◆ **Travail demandé**
[1] Recopiez fidèlement le passage de l'arrêt qui va de « [Adresse 1] » jusqu'à « (avocat au barreau de GRENOBLE) ».
[2] D'après l'arrêt, répondez aux questions suivantes :
(a) Quelle formation a rendu la décision frappée d'appel ?
(b) À quelle date la déclaration d'appel a-t-elle été faite ?
(c) Quel jour de la semaine l'arrêt a-t-il été rendu ?
[3] Comment traduire en anglais cette phrase de l'arrêt : « Comparante et assistée par la SCP GIROUD - STAUFFERT GIROUD (avocats au barreau de GRENOBLE) substituée par Me RETHORE (avocat au barreau de GRENOBLE) » ?
-------- Texte du document --------
France | France, Cour d'appel de Grenoble, Chambre sociale, 15 décembre 2010, 10/00979


RG N° 10/00979



N° Minute :





















































































AU NOM DU PEUPLE FRANCAIS



COUR D'APPEL DE GRENOBLE



CHAMBRE SOCIALE



ARRET DU MERCREDI 15 DECEMBRE 2010







Appel d'une décision (N° RG 09/00

598)

rendue par le Conseil de Prud'hommes - Formation paritaire de GRENOBLE

en date du 01 février 2010

suivant déclaration d'appel du 25 Février 2010



APPELANTE :



Madame [J] [M]

[Adresse 1]

[Localité 2]



Comparante et assistée par la SCP GIROUD - STAUFFERT GIROUD (avocats au barreau de GRENOBLE) substituée par Me RETHORE (avocat au barreau de GRENOBLE)



INTIMEE ET ...
-------- Données répertoriées --------
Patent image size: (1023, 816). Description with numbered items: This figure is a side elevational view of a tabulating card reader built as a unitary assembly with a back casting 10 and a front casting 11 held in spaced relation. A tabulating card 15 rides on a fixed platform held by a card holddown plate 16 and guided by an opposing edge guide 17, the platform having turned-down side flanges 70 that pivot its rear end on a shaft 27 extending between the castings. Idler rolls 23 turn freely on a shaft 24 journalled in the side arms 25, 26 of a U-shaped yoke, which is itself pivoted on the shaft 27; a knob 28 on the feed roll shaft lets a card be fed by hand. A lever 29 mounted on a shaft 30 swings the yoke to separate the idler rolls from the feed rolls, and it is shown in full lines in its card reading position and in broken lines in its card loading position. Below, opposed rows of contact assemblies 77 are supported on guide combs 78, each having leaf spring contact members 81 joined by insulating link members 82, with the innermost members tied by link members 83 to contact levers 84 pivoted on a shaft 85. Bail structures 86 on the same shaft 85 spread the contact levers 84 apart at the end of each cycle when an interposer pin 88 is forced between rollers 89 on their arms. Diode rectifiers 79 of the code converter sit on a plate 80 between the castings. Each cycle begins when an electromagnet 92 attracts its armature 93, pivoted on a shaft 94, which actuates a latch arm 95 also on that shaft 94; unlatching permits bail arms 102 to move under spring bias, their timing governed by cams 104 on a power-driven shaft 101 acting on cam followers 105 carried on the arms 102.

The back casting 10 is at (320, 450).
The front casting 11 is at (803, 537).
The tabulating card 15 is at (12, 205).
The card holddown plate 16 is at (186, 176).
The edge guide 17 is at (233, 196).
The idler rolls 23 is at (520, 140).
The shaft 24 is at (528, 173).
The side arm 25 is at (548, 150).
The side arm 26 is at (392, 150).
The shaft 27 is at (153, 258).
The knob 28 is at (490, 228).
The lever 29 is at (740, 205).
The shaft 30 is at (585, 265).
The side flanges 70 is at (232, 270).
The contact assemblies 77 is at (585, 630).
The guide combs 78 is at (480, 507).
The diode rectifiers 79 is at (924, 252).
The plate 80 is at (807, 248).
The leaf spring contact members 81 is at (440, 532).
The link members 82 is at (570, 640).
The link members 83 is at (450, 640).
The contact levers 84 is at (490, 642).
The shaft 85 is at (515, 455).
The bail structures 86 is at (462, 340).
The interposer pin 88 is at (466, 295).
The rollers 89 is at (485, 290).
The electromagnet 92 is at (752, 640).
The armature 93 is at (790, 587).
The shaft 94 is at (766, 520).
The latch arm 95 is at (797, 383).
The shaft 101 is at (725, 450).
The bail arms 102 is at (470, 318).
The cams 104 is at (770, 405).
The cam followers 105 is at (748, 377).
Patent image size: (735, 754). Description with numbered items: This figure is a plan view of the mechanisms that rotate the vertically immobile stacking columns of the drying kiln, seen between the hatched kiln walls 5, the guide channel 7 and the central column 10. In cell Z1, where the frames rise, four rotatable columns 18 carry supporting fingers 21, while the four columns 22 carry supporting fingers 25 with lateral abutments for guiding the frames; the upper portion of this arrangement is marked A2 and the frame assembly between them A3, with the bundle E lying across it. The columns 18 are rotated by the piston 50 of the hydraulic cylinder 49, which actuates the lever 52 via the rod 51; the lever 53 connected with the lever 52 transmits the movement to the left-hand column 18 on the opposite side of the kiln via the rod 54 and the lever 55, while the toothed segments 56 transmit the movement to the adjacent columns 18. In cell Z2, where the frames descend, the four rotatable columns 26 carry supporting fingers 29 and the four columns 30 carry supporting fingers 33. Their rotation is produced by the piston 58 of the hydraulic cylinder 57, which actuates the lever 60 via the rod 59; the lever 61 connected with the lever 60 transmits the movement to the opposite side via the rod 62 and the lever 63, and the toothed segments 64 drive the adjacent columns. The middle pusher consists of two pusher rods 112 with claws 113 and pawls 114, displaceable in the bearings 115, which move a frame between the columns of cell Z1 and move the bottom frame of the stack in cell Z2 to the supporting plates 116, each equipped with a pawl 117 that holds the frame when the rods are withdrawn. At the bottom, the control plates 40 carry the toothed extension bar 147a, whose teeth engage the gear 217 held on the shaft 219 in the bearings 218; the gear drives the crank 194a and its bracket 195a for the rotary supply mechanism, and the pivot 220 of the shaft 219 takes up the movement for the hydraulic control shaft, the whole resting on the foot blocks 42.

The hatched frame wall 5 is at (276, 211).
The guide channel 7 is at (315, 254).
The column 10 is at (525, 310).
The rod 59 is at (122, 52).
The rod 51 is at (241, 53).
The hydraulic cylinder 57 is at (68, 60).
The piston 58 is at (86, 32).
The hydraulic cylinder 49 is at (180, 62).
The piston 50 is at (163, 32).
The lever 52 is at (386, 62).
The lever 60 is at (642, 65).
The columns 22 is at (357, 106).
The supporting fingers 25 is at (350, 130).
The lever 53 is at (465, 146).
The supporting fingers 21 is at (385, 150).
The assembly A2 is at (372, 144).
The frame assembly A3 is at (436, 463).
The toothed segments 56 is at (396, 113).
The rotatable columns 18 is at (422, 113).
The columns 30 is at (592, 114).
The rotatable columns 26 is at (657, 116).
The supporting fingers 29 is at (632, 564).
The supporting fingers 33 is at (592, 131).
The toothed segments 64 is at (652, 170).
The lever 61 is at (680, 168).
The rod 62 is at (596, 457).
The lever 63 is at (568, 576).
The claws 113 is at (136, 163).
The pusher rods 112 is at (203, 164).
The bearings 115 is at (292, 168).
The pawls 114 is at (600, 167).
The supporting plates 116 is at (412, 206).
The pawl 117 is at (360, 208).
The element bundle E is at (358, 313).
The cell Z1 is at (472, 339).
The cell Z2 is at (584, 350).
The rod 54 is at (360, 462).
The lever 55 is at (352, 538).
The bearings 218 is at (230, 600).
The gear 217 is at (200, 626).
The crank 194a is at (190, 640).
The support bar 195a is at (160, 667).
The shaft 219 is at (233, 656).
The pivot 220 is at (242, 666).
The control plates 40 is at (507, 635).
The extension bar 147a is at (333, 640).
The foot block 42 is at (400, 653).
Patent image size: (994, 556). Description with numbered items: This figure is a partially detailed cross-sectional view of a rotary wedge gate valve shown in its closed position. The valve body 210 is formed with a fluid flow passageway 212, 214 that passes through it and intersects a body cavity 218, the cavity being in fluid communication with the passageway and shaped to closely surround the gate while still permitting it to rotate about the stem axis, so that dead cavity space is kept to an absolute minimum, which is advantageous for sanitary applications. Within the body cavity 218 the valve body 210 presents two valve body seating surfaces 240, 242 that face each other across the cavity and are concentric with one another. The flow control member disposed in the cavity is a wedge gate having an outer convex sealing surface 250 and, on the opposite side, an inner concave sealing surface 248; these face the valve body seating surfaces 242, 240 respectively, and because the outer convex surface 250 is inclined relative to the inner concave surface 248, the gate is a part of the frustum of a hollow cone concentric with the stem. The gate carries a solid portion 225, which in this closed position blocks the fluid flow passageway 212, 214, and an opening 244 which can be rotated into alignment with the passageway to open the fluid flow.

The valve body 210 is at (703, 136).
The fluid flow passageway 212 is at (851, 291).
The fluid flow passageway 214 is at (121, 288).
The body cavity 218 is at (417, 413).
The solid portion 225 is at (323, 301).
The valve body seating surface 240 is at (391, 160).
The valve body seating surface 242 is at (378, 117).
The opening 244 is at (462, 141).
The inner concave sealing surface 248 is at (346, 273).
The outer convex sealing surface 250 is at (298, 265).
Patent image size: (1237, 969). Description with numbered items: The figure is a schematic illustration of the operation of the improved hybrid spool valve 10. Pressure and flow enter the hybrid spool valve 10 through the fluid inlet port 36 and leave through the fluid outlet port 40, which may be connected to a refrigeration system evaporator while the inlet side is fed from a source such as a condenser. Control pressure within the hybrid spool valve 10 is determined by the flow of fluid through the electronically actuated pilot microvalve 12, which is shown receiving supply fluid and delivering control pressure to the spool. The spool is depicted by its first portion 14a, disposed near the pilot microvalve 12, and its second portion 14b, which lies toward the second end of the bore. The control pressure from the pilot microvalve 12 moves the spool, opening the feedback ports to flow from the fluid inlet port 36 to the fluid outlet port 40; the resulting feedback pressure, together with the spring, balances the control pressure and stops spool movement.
--------
◆ **Réponses**
[1]
[Adresse 1]

[Localité 2]



Comparante et assistée par la SCP GIROUD - STAUFFERT GIROUD (avocats au barreau de GRENOBLE) substituée par Me RETHORE (avocat au barreau de GRENOBLE)

[2]
(a) Le Conseil de Prud'hommes - Formation paritaire de Grenoble.
(b) Le 25 février 2010.
(c) Un mercredi.

[3] Appearing in person and assisted by SCP GIROUD - STAUFFERT GIROUD (attorneys at the GRENOBLE bar), substituted by Me RETHORE (attorney at the GRENOBLE bar)